## begin

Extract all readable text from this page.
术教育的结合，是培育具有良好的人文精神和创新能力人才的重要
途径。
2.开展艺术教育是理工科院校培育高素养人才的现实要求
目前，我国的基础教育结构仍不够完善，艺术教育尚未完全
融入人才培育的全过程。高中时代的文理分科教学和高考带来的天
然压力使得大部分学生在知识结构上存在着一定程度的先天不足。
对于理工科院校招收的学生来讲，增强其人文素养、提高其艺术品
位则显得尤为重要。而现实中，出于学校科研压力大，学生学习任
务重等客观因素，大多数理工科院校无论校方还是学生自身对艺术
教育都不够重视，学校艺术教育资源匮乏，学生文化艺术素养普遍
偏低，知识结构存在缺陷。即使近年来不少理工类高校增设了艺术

## end

Written exercise:
Write out the data exactly as it stands.

Task solution:
Extract all readable text from this page.
术教育的结合，是培育具有良好的人文精神和创新能力人才的重要
途径。
2.开展艺术教育是理工科院校培育高素养人才的现实要求
目前，我国的基础教育结构仍不够完善，艺术教育尚未完全
融入人才培育的全过程。高中时代的文理分科教学和高考带来的天
然压力使得大部分学生在知识结构上存在着一定程度的先天不足。
对于理工科院校招收的学生来讲，增强其人文素养、提高其艺术品
位则显得尤为重要。而现实中，出于学校科研压力大，学生学习任
务重等客观因素，大多数理工科院校无论校方还是学生自身对艺术
教育都不够重视，学校艺术教育资源匮乏，学生文化艺术素养普遍
偏低，知识结构存在缺陷。即使近年来不少理工类高校增设了艺术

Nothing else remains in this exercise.